## WHAT THE TASK REQUIRES
Write out each line that follows exactly as it stands, without the pictures.

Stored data
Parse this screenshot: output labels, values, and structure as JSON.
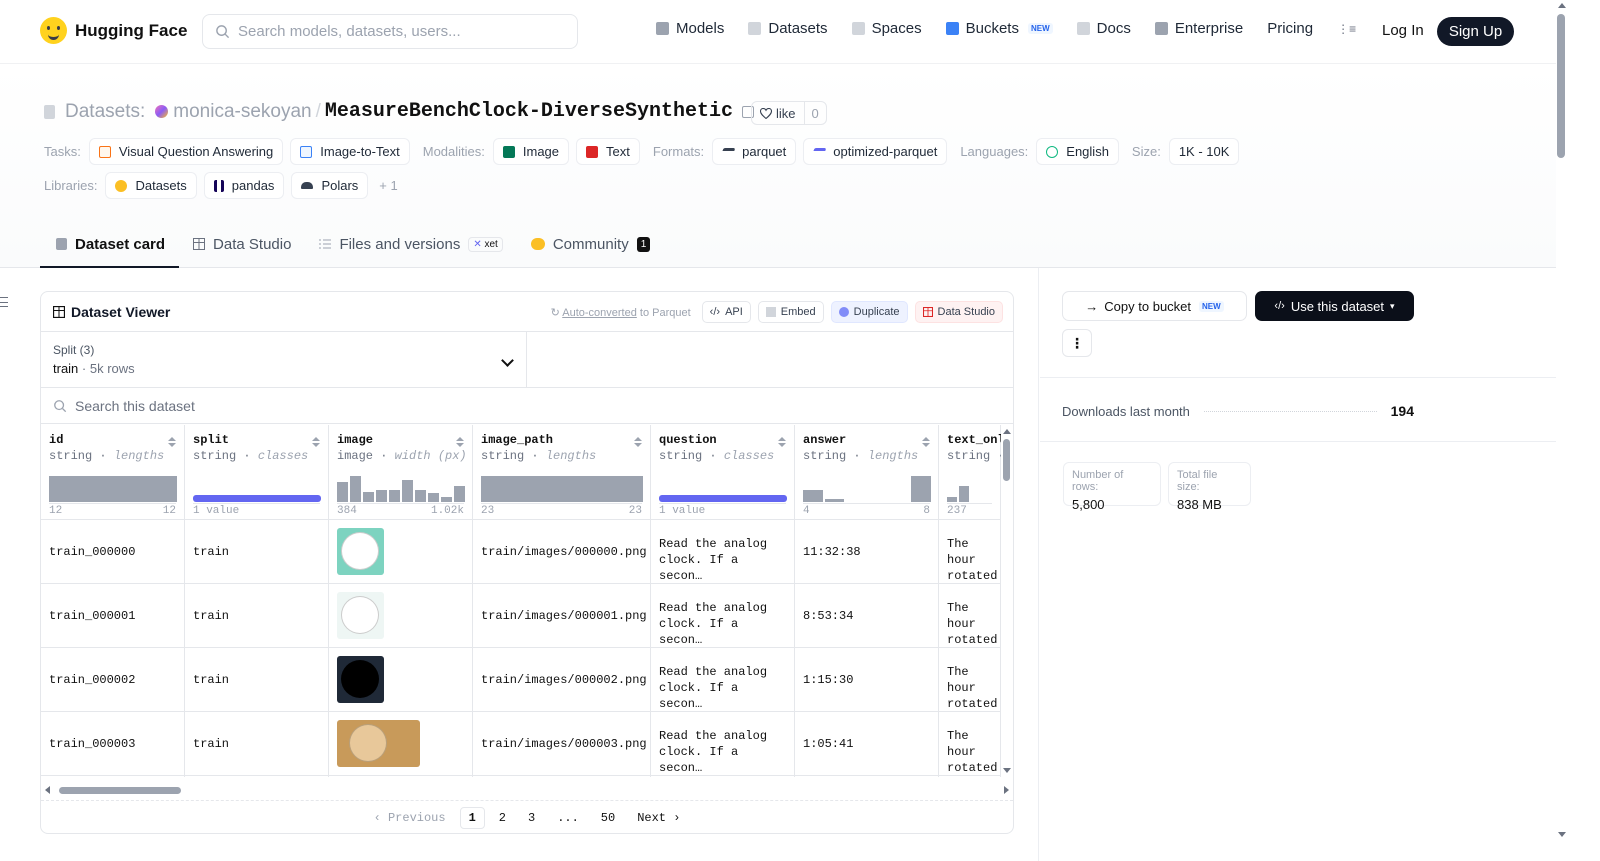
{
  "nav": {
    "logo": "Hugging Face",
    "search_placeholder": "Search models, datasets, users...",
    "links": [
      {
        "label": "Models",
        "icon": "models-icon",
        "color": "#9ca3af"
      },
      {
        "label": "Datasets",
        "icon": "datasets-icon",
        "color": "#d1d5db"
      },
      {
        "label": "Spaces",
        "icon": "spaces-icon",
        "color": "#d1d5db"
      },
      {
        "label": "Buckets",
        "icon": "buckets-icon",
        "color": "#3b82f6",
        "badge": "NEW"
      },
      {
        "label": "Docs",
        "icon": "docs-icon",
        "color": "#d1d5db"
      },
      {
        "label": "Enterprise",
        "icon": "enterprise-icon",
        "color": "#9ca3af"
      },
      {
        "label": "Pricing"
      }
    ],
    "login": "Log In",
    "signup": "Sign Up"
  },
  "header": {
    "section": "Datasets:",
    "owner": "monica-sekoyan",
    "repo": "MeasureBenchClock-DiverseSynthetic",
    "like": "like",
    "like_count": "0",
    "tasks_label": "Tasks:",
    "tasks": [
      "Visual Question Answering",
      "Image-to-Text"
    ],
    "modalities_label": "Modalities:",
    "modalities": [
      "Image",
      "Text"
    ],
    "formats_label": "Formats:",
    "formats": [
      "parquet",
      "optimized-parquet"
    ],
    "languages_label": "Languages:",
    "languages": [
      "English"
    ],
    "size_label": "Size:",
    "size": "1K - 10K",
    "libraries_label": "Libraries:",
    "libraries": [
      "Datasets",
      "pandas",
      "Polars"
    ],
    "libraries_more": "+ 1"
  },
  "tabs": [
    {
      "label": "Dataset card",
      "active": true
    },
    {
      "label": "Data Studio"
    },
    {
      "label": "Files and versions",
      "badge": "xet"
    },
    {
      "label": "Community",
      "count": "1"
    }
  ],
  "viewer": {
    "title": "Dataset Viewer",
    "auto_converted_link": "Auto-converted",
    "auto_converted_rest": " to Parquet",
    "api": "API",
    "embed": "Embed",
    "duplicate": "Duplicate",
    "data_studio": "Data Studio",
    "split_label": "Split (3)",
    "split_value": "train",
    "split_rows": "5k rows",
    "search_placeholder": "Search this dataset",
    "columns": [
      {
        "name": "id",
        "type": "string",
        "stat": "lengths",
        "min": "12",
        "max": "12"
      },
      {
        "name": "split",
        "type": "string",
        "stat": "classes",
        "min": "1 value",
        "max": ""
      },
      {
        "name": "image",
        "type": "image",
        "stat": "width (px)",
        "min": "384",
        "max": "1.02k"
      },
      {
        "name": "image_path",
        "type": "string",
        "stat": "lengths",
        "min": "23",
        "max": "23"
      },
      {
        "name": "question",
        "type": "string",
        "stat": "classes",
        "min": "1 value",
        "max": ""
      },
      {
        "name": "answer",
        "type": "string",
        "stat": "lengths",
        "min": "4",
        "max": "8"
      },
      {
        "name": "text_only",
        "type": "string",
        "stat": "lengths",
        "min": "237",
        "max": ""
      }
    ],
    "image_hist": [
      0.75,
      1.0,
      0.4,
      0.45,
      0.45,
      0.85,
      0.45,
      0.35,
      0.2,
      0.6
    ],
    "answer_hist": [
      0.45,
      0.12,
      0,
      0,
      0,
      1.0
    ],
    "text_hist": [
      0.2,
      0.6
    ],
    "rows": [
      {
        "id": "train_000000",
        "split": "train",
        "thumb": "#7dd3c0",
        "image_path": "train/images/000000.png",
        "question": "Read the analog clock. If a secon…",
        "answer": "11:32:38",
        "text": "The hour rotated"
      },
      {
        "id": "train_000001",
        "split": "train",
        "thumb": "#eef6f4",
        "image_path": "train/images/000001.png",
        "question": "Read the analog clock. If a secon…",
        "answer": "8:53:34",
        "text": "The hour rotated"
      },
      {
        "id": "train_000002",
        "split": "train",
        "thumb": "#1f2937",
        "image_path": "train/images/000002.png",
        "question": "Read the analog clock. If a secon…",
        "answer": "1:15:30",
        "text": "The hour rotated"
      },
      {
        "id": "train_000003",
        "split": "train",
        "thumb": "#c89a5a",
        "image_path": "train/images/000003.png",
        "question": "Read the analog clock. If a secon…",
        "answer": "1:05:41",
        "text": "The hour rotated"
      }
    ],
    "pages": {
      "prev": "Previous",
      "items": [
        "1",
        "2",
        "3",
        "...",
        "50"
      ],
      "current": "1",
      "next": "Next"
    }
  },
  "sidebar": {
    "copy_bucket": "Copy to bucket",
    "copy_badge": "NEW",
    "use_dataset": "Use this dataset",
    "downloads_label": "Downloads last month",
    "downloads": "194",
    "rows_label": "Number of rows:",
    "rows": "5,800",
    "size_label": "Total file size:",
    "size": "838 MB"
  }
}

## SOLVED EXERCISE
Parse this screenshot: output labels, values, and structure as JSON.
{
  "nav": {
    "logo": "Hugging Face",
    "search_placeholder": "Search models, datasets, users...",
    "links": [
      {
        "label": "Models",
        "icon": "models-icon",
        "color": "#9ca3af"
      },
      {
        "label": "Datasets",
        "icon": "datasets-icon",
        "color": "#d1d5db"
      },
      {
        "label": "Spaces",
        "icon": "spaces-icon",
        "color": "#d1d5db"
      },
      {
        "label": "Buckets",
        "icon": "buckets-icon",
        "color": "#3b82f6",
        "badge": "NEW"
      },
      {
        "label": "Docs",
        "icon": "docs-icon",
        "color": "#d1d5db"
      },
      {
        "label": "Enterprise",
        "icon": "enterprise-icon",
        "color": "#9ca3af"
      },
      {
        "label": "Pricing"
      }
    ],
    "login": "Log In",
    "signup": "Sign Up"
  },
  "header": {
    "section": "Datasets:",
    "owner": "monica-sekoyan",
    "repo": "MeasureBenchClock-DiverseSynthetic",
    "like": "like",
    "like_count": "0",
    "tasks_label": "Tasks:",
    "tasks": [
      "Visual Question Answering",
      "Image-to-Text"
    ],
    "modalities_label": "Modalities:",
    "modalities": [
      "Image",
      "Text"
    ],
    "formats_label": "Formats:",
    "formats": [
      "parquet",
      "optimized-parquet"
    ],
    "languages_label": "Languages:",
    "languages": [
      "English"
    ],
    "size_label": "Size:",
    "size": "1K - 10K",
    "libraries_label": "Libraries:",
    "libraries": [
      "Datasets",
      "pandas",
      "Polars"
    ],
    "libraries_more": "+ 1"
  },
  "tabs": [
    {
      "label": "Dataset card",
      "active": true
    },
    {
      "label": "Data Studio"
    },
    {
      "label": "Files and versions",
      "badge": "xet"
    },
    {
      "label": "Community",
      "count": "1"
    }
  ],
  "viewer": {
    "title": "Dataset Viewer",
    "auto_converted_link": "Auto-converted",
    "auto_converted_rest": " to Parquet",
    "api": "API",
    "embed": "Embed",
    "duplicate": "Duplicate",
    "data_studio": "Data Studio",
    "split_label": "Split (3)",
    "split_value": "train",
    "split_rows": "5k rows",
    "search_placeholder": "Search this dataset",
    "columns": [
      {
        "name": "id",
        "type": "string",
        "stat": "lengths",
        "min": "12",
        "max": "12"
      },
      {
        "name": "split",
        "type": "string",
        "stat": "classes",
        "min": "1 value",
        "max": ""
      },
      {
        "name": "image",
        "type": "image",
        "stat": "width (px)",
        "min": "384",
        "max": "1.02k"
      },
      {
        "name": "image_path",
        "type": "string",
        "stat": "lengths",
        "min": "23",
        "max": "23"
      },
      {
        "name": "question",
        "type": "string",
        "stat": "classes",
        "min": "1 value",
        "max": ""
      },
      {
        "name": "answer",
        "type": "string",
        "stat": "lengths",
        "min": "4",
        "max": "8"
      },
      {
        "name": "text_only",
        "type": "string",
        "stat": "lengths",
        "min": "237",
        "max": ""
      }
    ],
    "image_hist": [
      0.75,
      1.0,
      0.4,
      0.45,
      0.45,
      0.85,
      0.45,
      0.35,
      0.2,
      0.6
    ],
    "answer_hist": [
      0.45,
      0.12,
      0,
      0,
      0,
      1.0
    ],
    "text_hist": [
      0.2,
      0.6
    ],
    "rows": [
      {
        "id": "train_000000",
        "split": "train",
        "thumb": "#7dd3c0",
        "image_path": "train/images/000000.png",
        "question": "Read the analog clock. If a secon…",
        "answer": "11:32:38",
        "text": "The hour rotated"
      },
      {
        "id": "train_000001",
        "split": "train",
        "thumb": "#eef6f4",
        "image_path": "train/images/000001.png",
        "question": "Read the analog clock. If a secon…",
        "answer": "8:53:34",
        "text": "The hour rotated"
      },
      {
        "id": "train_000002",
        "split": "train",
        "thumb": "#1f2937",
        "image_path": "train/images/000002.png",
        "question": "Read the analog clock. If a secon…",
        "answer": "1:15:30",
        "text": "The hour rotated"
      },
      {
        "id": "train_000003",
        "split": "train",
        "thumb": "#c89a5a",
        "image_path": "train/images/000003.png",
        "question": "Read the analog clock. If a secon…",
        "answer": "1:05:41",
        "text": "The hour rotated"
      }
    ],
    "pages": {
      "prev": "Previous",
      "items": [
        "1",
        "2",
        "3",
        "...",
        "50"
      ],
      "current": "1",
      "next": "Next"
    }
  },
  "sidebar": {
    "copy_bucket": "Copy to bucket",
    "copy_badge": "NEW",
    "use_dataset": "Use this dataset",
    "downloads_label": "Downloads last month",
    "downloads": "194",
    "rows_label": "Number of rows:",
    "rows": "5,800",
    "size_label": "Total file size:",
    "size": "838 MB"
  }
}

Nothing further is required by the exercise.